SET EXERCISE ::
List all lines in the material below that contain "color".

>>

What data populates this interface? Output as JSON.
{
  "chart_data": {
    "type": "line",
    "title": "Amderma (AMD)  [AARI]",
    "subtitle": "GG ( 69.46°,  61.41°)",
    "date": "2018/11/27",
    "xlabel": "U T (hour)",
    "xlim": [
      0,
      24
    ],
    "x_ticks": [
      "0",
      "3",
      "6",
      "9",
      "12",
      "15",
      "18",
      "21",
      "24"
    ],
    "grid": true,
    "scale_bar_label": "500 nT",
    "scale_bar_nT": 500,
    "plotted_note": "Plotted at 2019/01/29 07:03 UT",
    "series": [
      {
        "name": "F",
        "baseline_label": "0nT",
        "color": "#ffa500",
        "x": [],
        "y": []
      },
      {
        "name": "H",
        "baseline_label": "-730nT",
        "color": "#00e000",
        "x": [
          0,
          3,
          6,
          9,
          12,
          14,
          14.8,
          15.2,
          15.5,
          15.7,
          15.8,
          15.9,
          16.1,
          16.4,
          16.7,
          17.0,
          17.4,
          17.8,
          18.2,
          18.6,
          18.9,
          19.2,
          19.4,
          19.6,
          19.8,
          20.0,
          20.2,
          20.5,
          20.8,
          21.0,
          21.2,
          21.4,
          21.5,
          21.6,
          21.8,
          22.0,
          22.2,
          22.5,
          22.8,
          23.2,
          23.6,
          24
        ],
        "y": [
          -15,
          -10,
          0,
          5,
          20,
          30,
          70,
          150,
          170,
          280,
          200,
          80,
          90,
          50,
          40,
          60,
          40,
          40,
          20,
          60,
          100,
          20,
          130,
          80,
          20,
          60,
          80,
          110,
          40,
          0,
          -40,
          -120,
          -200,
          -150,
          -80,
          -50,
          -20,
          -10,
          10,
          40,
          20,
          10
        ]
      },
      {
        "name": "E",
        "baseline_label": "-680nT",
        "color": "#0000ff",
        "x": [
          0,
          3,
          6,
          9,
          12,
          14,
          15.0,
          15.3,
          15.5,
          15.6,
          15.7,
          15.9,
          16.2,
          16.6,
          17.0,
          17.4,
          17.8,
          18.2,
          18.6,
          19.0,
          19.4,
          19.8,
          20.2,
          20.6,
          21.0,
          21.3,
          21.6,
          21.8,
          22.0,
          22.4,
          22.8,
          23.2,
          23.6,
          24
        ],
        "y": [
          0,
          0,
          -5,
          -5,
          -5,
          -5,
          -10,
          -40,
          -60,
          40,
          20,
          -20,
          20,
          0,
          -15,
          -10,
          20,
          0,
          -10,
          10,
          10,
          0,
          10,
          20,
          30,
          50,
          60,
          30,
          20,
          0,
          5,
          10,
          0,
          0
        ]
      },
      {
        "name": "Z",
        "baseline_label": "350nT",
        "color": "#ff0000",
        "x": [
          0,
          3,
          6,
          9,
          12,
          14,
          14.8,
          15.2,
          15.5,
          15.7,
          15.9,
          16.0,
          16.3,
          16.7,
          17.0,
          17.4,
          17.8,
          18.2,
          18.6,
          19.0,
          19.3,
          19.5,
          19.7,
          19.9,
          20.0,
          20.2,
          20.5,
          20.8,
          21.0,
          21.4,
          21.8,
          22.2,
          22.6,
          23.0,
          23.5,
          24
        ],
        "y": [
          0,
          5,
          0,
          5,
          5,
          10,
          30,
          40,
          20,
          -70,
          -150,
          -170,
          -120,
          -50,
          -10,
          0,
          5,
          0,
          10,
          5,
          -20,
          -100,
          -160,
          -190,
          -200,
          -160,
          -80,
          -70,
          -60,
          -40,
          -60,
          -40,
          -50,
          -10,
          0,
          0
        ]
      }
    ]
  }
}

<<

THE SOLUTION ::
        "color": "#ffa500",
        "color": "#00e000",
        "color": "#0000ff",
        "color": "#ff0000",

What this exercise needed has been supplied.